DOCUMENTO:
* * * * *
Assim é. Passemos do monte, Sinay ao monte Alverno, que vae o amor de monte a monte. Arde o monte todo em lavaredas seraficas: Francisco arrebatado, e extatico de face a face com Christo Christo Esculptor e Impressor Divino estampando, nelle as suas chagas: Christo fóra de si transformado em Francisco: Francisco fóra de si transformado em Christo. Sáiam logo tambem fóra de si os sentidos, e transformando-se os ouvidos em olhos, os olhos oiçam, e os ouvidos vejam. Os ouvidos, já que não teem que ouvir nas minhas palavras, vejam; e os olhos, já que teem tanto que ver nas chagas de Francisco, oiçam. Os olhos ouvirão bem, vendo bem os ouvidos verão bem, ouvindo mal. E que hão de ver e ouvir? O que disse no principio: a imagem de Christo segunda vez estampada. Este é o meu assumpto.

II.

Mas porque razão, saibamos, quiz Christo restampar as suas chagas? Porque quiz fazer esta segunda esculptura, e esta segunda impressão dellas? A razão está nas palavras que tomei por thema : Ad impleo ea, quæ desunt passionum Christi in carne mea. Aquelle ad, no texto original é re; reimpleo. Quando a primeira impressão sáe defeituosa, faz-se segunda impressão mais correcta, em que se emendam os defeitos da primeira. Isto é o que fez Christo. Tornou a restampar as suas chagas em Francisco para emendar nesta segunda impressão os defeitos da primeira estampa. Quæ desunt; eis ahi os defeitos: Reimpleo; eis ahi a reimpressão: Passionum Christi; eis ahi as chagas: In carne mea; eis ahi o corpo de Francisco. Que este logar se intenda particularmente das chagas de Christo, e das chagas de Christo depois de subir ao ceu communicadas na terra a um substituto do mesmo Christo, qual era S. Francisco, assim o dizem S. João Chrysostomo e Theofilacto: Quemadmodum si, duce exercitus abeunte, Subimperator in ejus locum constitutus vulnera ipsius recipiat.
* * * * *
(Entradas do conjunto de dados)

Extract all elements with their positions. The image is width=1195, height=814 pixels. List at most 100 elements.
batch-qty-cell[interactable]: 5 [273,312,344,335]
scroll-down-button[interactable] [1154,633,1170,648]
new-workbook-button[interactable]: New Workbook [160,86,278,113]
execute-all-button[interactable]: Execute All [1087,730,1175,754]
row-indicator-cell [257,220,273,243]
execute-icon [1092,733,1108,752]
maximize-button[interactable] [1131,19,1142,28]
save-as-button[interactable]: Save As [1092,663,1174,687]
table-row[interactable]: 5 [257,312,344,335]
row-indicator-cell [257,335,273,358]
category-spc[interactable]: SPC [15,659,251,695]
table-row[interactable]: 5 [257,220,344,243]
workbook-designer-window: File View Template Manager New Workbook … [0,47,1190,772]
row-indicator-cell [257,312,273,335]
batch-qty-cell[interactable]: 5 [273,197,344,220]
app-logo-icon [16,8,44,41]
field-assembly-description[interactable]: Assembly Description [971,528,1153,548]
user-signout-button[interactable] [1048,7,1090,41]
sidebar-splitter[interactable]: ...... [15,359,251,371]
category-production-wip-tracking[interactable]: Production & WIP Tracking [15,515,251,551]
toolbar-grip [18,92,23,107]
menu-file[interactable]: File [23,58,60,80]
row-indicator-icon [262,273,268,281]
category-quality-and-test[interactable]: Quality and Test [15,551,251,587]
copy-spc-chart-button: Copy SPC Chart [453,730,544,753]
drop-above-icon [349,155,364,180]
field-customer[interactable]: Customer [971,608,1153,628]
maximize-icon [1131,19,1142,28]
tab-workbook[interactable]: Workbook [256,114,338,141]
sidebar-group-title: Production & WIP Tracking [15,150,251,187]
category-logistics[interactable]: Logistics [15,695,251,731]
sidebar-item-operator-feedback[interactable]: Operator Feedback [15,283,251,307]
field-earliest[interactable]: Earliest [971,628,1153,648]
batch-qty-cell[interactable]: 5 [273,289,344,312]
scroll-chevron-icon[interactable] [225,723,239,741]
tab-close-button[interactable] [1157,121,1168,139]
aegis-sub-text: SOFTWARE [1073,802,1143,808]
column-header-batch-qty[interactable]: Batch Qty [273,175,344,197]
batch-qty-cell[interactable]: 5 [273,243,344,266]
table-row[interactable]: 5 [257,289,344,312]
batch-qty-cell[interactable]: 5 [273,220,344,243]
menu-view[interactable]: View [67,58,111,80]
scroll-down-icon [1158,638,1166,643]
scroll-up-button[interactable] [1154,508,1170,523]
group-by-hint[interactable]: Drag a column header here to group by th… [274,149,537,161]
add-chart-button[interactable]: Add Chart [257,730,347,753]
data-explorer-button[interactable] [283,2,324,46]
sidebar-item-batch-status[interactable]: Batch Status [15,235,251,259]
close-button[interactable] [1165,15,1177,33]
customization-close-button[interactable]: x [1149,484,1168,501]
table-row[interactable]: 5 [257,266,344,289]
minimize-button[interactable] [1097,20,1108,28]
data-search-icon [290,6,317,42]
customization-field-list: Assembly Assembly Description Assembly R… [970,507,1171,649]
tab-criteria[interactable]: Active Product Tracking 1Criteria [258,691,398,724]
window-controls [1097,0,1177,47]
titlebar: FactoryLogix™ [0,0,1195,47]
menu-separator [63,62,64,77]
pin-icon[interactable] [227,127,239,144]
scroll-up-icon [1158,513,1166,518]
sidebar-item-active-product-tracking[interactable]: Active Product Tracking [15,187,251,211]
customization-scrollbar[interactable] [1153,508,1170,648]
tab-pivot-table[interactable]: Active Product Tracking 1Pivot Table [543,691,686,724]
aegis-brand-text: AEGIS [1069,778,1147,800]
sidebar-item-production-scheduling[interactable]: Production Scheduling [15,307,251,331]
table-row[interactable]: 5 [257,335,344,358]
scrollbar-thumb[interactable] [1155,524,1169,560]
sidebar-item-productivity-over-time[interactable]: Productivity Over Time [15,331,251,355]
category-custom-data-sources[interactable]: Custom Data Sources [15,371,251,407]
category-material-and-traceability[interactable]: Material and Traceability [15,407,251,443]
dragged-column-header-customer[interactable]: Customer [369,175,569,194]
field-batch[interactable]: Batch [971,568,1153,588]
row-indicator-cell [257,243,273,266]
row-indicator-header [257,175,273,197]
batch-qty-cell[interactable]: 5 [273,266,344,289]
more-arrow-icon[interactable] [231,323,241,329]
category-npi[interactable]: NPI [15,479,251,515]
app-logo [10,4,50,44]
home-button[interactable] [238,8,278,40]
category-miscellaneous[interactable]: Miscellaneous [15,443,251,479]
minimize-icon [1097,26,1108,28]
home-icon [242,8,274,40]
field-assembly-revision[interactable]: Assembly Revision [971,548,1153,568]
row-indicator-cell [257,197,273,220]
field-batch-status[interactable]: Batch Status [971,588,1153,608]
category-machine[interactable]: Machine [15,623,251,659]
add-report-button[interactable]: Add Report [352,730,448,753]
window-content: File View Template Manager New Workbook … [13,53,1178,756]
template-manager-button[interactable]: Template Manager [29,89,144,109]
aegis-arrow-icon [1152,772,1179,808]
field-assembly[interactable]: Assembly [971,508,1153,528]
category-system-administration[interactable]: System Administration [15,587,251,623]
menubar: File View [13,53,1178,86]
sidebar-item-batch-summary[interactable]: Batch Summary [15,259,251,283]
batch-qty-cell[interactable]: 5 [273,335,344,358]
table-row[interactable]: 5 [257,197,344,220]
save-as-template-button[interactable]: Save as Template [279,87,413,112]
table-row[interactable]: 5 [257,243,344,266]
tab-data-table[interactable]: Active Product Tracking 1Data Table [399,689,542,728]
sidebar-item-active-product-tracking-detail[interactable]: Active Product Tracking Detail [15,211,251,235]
* * * * *
OBJETIVO 1: Como fica em inglês a frase "Quando a primeira impressão sáe defeituosa, faz-se segunda impressão mais correcta, em que se emendam os defeitos da primeira.", do texto sobre as chagas de Francisco?
OBJETIVO 2: Pode apresentar como lista numerada, sem linhas em branco, apenas o trecho da listagem que vai do início até a linha que contém "tab-close-button[interactable] [1157,121,1168,139]", incluindo as duas extremidades?

RESPOSTA 1: When the first printing comes out defective, a second, more correct printing is made, in which the defects of the first are corrected.

RESPOSTA 2:
1. Extract all elements with their positions. The image is width=1195, height=814 pixels. List at most 100 elements.
2. batch-qty-cell[interactable]: 5 [273,312,344,335]
3. scroll-down-button[interactable] [1154,633,1170,648]
4. new-workbook-button[interactable]: New Workbook [160,86,278,113]
5. execute-all-button[interactable]: Execute All [1087,730,1175,754]
6. row-indicator-cell [257,220,273,243]
7. execute-icon [1092,733,1108,752]
8. maximize-button[interactable] [1131,19,1142,28]
9. save-as-button[interactable]: Save As [1092,663,1174,687]
10. table-row[interactable]: 5 [257,312,344,335]
11. row-indicator-cell [257,335,273,358]
12. category-spc[interactable]: SPC [15,659,251,695]
13. table-row[interactable]: 5 [257,220,344,243]
14. workbook-designer-window: File View Template Manager New Workbook … [0,47,1190,772]
15. row-indicator-cell [257,312,273,335]
16. batch-qty-cell[interactable]: 5 [273,197,344,220]
17. app-logo-icon [16,8,44,41]
18. field-assembly-description[interactable]: Assembly Description [971,528,1153,548]
19. user-signout-button[interactable] [1048,7,1090,41]
20. sidebar-splitter[interactable]: ...... [15,359,251,371]
21. category-production-wip-tracking[interactable]: Production & WIP Tracking [15,515,251,551]
22. toolbar-grip [18,92,23,107]
23. menu-file[interactable]: File [23,58,60,80]
24. row-indicator-icon [262,273,268,281]
25. category-quality-and-test[interactable]: Quality and Test [15,551,251,587]
26. copy-spc-chart-button: Copy SPC Chart [453,730,544,753]
27. drop-above-icon [349,155,364,180]
28. field-customer[interactable]: Customer [971,608,1153,628]
29. maximize-icon [1131,19,1142,28]
30. tab-workbook[interactable]: Workbook [256,114,338,141]
31. sidebar-group-title: Production & WIP Tracking [15,150,251,187]
32. category-logistics[interactable]: Logistics [15,695,251,731]
33. sidebar-item-operator-feedback[interactable]: Operator Feedback [15,283,251,307]
34. field-earliest[interactable]: Earliest [971,628,1153,648]
35. batch-qty-cell[interactable]: 5 [273,289,344,312]
36. scroll-chevron-icon[interactable] [225,723,239,741]
37. tab-close-button[interactable] [1157,121,1168,139]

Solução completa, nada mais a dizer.